• [Aim]
Skip the pictures and quote all of the lines exactly.

Data entries
══════
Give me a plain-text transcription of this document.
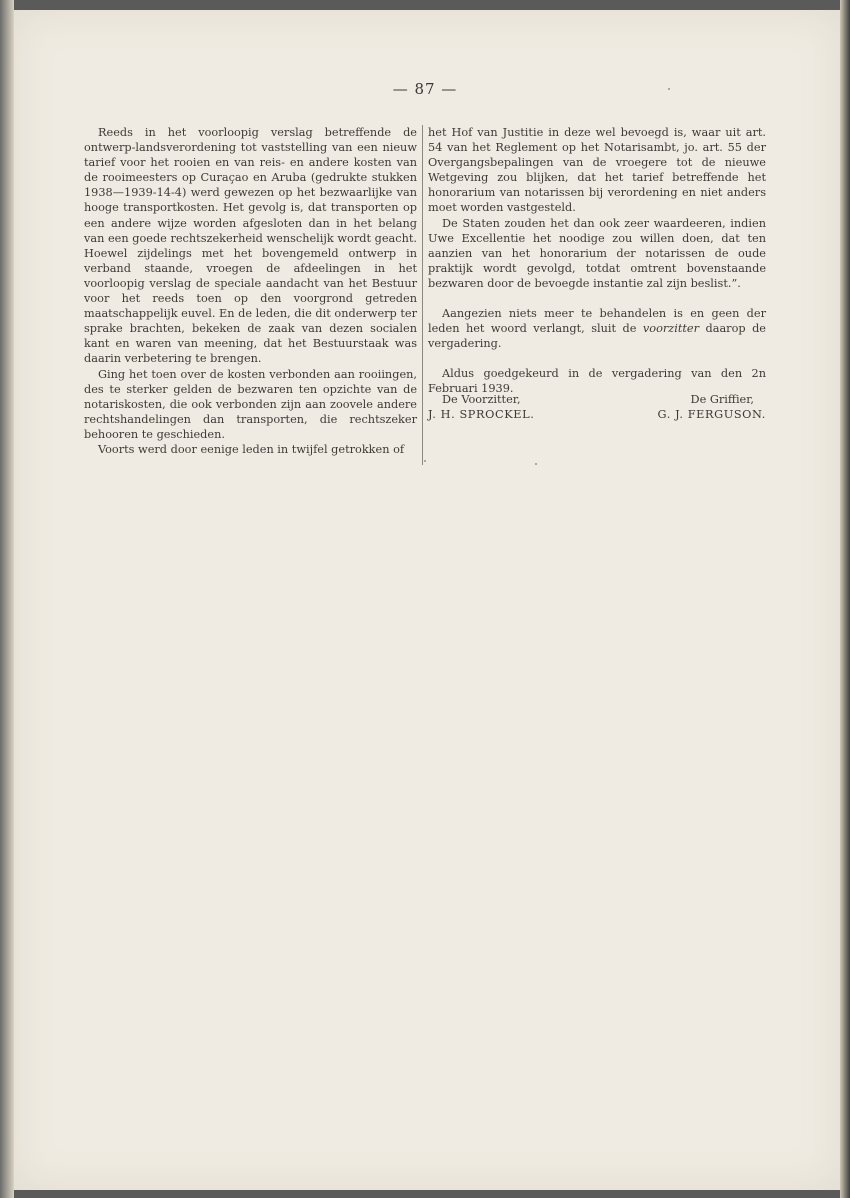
— 87 —

Reeds in het voorloopig verslag betreffende de ontwerp-landsverordening tot vaststelling van een nieuw tarief voor het rooien en van reis- en andere kosten van de rooimeesters op Curaçao en Aruba (gedrukte stukken 1938—1939-14-4) werd gewezen op het bezwaarlijke van hooge transportkosten. Het gevolg is, dat transporten op een andere wijze worden afgesloten dan in het belang van een goede rechtszekerheid wenschelijk wordt geacht. Hoewel zijdelings met het bovengemeld ontwerp in verband staande, vroegen de afdeelingen in het voorloopig verslag de speciale aandacht van het Bestuur voor het reeds toen op den voorgrond getreden maatschappelijk euvel. En de leden, die dit onderwerp ter sprake brachten, bekeken de zaak van dezen socialen kant en waren van meening, dat het Bestuurstaak was daarin verbetering te brengen.

Ging het toen over de kosten verbonden aan rooiingen, des te sterker gelden de bezwaren ten opzichte van de notariskosten, die ook verbonden zijn aan zoovele andere rechtshandelingen dan transporten, die rechtszeker behooren te geschieden.

Voorts werd door eenige leden in twijfel getrokken of

het Hof van Justitie in deze wel bevoegd is, waar uit art. 54 van het Reglement op het Notarisambt, jo. art. 55 der Overgangsbepalingen van de vroegere tot de nieuwe Wetgeving zou blijken, dat het tarief betreffende het honorarium van notarissen bij verordening en niet anders moet worden vastgesteld.

De Staten zouden het dan ook zeer waardeeren, indien Uwe Excellentie het noodige zou willen doen, dat ten aanzien van het honorarium der notarissen de oude praktijk wordt gevolgd, totdat omtrent bovenstaande bezwaren door de bevoegde instantie zal zijn beslist.”.

Aangezien niets meer te behandelen is en geen der leden het woord verlangt, sluit de voorzitter daarop de vergadering.

Aldus goedgekeurd in de vergadering van den 2n Februari 1939.

De Voorzitter,	De Griffier,
J. H. SPROCKEL.	G. J. FERGUSON.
══════
• [Solution for this task]
Give me a plain-text transcription of this document.
— 87 —

Reeds in het voorloopig verslag betreffende de ontwerp-landsverordening tot vaststelling van een nieuw tarief voor het rooien en van reis- en andere kosten van de rooimeesters op Curaçao en Aruba (gedrukte stukken 1938—1939-14-4) werd gewezen op het bezwaarlijke van hooge transportkosten. Het gevolg is, dat transporten op een andere wijze worden afgesloten dan in het belang van een goede rechtszekerheid wenschelijk wordt geacht. Hoewel zijdelings met het bovengemeld ontwerp in verband staande, vroegen de afdeelingen in het voorloopig verslag de speciale aandacht van het Bestuur voor het reeds toen op den voorgrond getreden maatschappelijk euvel. En de leden, die dit onderwerp ter sprake brachten, bekeken de zaak van dezen socialen kant en waren van meening, dat het Bestuurstaak was daarin verbetering te brengen.

Ging het toen over de kosten verbonden aan rooiingen, des te sterker gelden de bezwaren ten opzichte van de notariskosten, die ook verbonden zijn aan zoovele andere rechtshandelingen dan transporten, die rechtszeker behooren te geschieden.

Voorts werd door eenige leden in twijfel getrokken of

het Hof van Justitie in deze wel bevoegd is, waar uit art. 54 van het Reglement op het Notarisambt, jo. art. 55 der Overgangsbepalingen van de vroegere tot de nieuwe Wetgeving zou blijken, dat het tarief betreffende het honorarium van notarissen bij verordening en niet anders moet worden vastgesteld.

De Staten zouden het dan ook zeer waardeeren, indien Uwe Excellentie het noodige zou willen doen, dat ten aanzien van het honorarium der notarissen de oude praktijk wordt gevolgd, totdat omtrent bovenstaande bezwaren door de bevoegde instantie zal zijn beslist.”.

Aangezien niets meer te behandelen is en geen der leden het woord verlangt, sluit de voorzitter daarop de vergadering.

Aldus goedgekeurd in de vergadering van den 2n Februari 1939.

De Voorzitter,	De Griffier,
J. H. SPROCKEL.	G. J. FERGUSON.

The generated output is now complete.